Text provided »

━━━━

Chairman, President and Chief Executive Officer of the Company (effective June 13, 2012) (previously, Senior Vice President, Customer Operations of Ameren Missouri through June 12, 2012). Mr. Mark was elected Vice President-Customer Service of Ameren Services in 2002. In 2003, he was elected Vice President-Governmental Policy and Consumer Affairs at Ameren Services with responsibility for government affairs, economic development and community relations for Ameren’s utility subsidiaries, including the Company. Mr. Mark was elected to the Board of Directors and as Senior Vice President, Customer Operations of Ameren Missouri in 2005, with responsibility for Missouri energy delivery. In 2007, he relinquished his position at Ameren Services. In June 2012, Mr. Mark was elected to the Board of Directors and as Chairman, President and Chief Executive Officer of the Company, while relinquishing his directorship and position at Ameren Missouri. Director of the Company since June 2012. Director of the following other Ameren subsidiary: Ameren Missouri (2005–June 2012). Age: 57. Based primarily upon Mr. Mark’s executive management and directorship experience, significant consumer and regulatory affairs and administrative skills and experience, and tenure with Ameren Missouri (and its affiliates), as well as those demonstrated attributes discussed in the first paragraph under “Information Concerning Nominees to the Board of Directors” above, Ameren’s Board concluded that Mr. Mark should serve as a director of the Company at the time that this information statement is filed with the SEC.

━━━━

Given data »
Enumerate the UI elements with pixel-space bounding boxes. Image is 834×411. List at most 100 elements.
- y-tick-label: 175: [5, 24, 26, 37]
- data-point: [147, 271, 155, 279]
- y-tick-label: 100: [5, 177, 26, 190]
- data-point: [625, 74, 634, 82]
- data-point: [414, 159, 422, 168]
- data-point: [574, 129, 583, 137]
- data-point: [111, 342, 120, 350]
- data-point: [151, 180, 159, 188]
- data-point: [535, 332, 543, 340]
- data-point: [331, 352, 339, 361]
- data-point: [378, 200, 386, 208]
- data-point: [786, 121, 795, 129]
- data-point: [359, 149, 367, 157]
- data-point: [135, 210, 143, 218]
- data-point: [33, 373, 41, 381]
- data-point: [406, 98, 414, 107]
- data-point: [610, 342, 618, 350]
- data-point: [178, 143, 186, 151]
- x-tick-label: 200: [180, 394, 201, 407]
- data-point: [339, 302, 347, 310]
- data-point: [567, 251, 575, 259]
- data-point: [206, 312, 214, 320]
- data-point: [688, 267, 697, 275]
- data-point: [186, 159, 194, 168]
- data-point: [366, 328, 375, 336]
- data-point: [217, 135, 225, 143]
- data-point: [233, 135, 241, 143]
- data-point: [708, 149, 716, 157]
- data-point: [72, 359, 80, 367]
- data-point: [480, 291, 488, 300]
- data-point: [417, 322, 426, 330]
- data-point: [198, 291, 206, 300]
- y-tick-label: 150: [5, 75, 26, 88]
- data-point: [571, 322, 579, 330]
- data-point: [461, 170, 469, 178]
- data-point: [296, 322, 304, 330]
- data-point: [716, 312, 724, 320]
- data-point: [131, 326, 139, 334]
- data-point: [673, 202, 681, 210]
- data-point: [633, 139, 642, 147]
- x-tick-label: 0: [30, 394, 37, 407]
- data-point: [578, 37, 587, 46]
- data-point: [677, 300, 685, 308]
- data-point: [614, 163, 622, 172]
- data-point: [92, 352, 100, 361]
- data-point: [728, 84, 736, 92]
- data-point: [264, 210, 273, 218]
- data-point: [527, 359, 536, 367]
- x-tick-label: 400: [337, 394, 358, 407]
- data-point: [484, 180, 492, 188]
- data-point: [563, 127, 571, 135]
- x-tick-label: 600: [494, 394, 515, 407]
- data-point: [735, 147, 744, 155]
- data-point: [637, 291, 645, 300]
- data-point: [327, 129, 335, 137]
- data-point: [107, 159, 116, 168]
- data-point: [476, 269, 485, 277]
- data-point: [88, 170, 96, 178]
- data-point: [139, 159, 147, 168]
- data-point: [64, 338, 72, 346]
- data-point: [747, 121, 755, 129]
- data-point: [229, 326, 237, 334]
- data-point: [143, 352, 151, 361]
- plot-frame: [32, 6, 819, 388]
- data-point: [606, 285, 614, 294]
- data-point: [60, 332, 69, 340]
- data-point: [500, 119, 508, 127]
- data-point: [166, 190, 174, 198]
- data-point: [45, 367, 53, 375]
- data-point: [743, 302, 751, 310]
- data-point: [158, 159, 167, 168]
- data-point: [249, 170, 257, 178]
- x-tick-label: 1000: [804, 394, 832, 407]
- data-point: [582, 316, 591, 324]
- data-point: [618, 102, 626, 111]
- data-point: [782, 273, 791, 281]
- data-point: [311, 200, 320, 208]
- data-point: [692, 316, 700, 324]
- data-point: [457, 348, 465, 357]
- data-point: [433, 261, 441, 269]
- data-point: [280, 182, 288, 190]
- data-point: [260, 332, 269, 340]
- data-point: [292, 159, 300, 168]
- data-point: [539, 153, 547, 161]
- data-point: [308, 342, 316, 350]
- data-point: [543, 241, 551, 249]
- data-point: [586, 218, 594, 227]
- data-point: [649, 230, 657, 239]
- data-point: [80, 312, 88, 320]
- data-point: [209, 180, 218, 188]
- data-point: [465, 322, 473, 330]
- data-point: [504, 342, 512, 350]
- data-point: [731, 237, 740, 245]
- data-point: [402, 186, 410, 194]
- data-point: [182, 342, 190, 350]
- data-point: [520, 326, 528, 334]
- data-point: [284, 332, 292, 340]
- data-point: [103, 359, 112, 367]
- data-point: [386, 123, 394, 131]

━━━━

Prompt 1 »
For each statement, say yes or no depending on whether it agrees with the biography of Mr. Mark, and quote the words from it that decide the answer.
(a) Mr. Mark was elected Vice President-Customer Service of Ameren Services in 2002.
(b) Mr. Mark kept his directorship at Ameren Missouri after becoming Chairman of the Company in June 2012.
(c) Mr. Mark gave up his position at Ameren Services in 2005.
Prompt 2 »
Answer these questions from the biography of Mr. Mark.
(a) What age does it give for Mr. Mark?
(b) In what year was he elected Vice President-Governmental Policy and Consumer Affairs at Ameren Services?
(c) What was he responsible for as Senior Vice President, Customer Operations of Ameren Missouri?
The rows are separate material from the biography above.

Task response 1 »
(a) Yes: "Mr. Mark was elected Vice President-Customer Service of Ameren Services in 2002."
(b) No: "while relinquishing his directorship and position at Ameren Missouri."
(c) No: "In 2007, he relinquished his position at Ameren Services."

Task response 2 »
(a) 57
(b) 2003
(c) Missouri energy delivery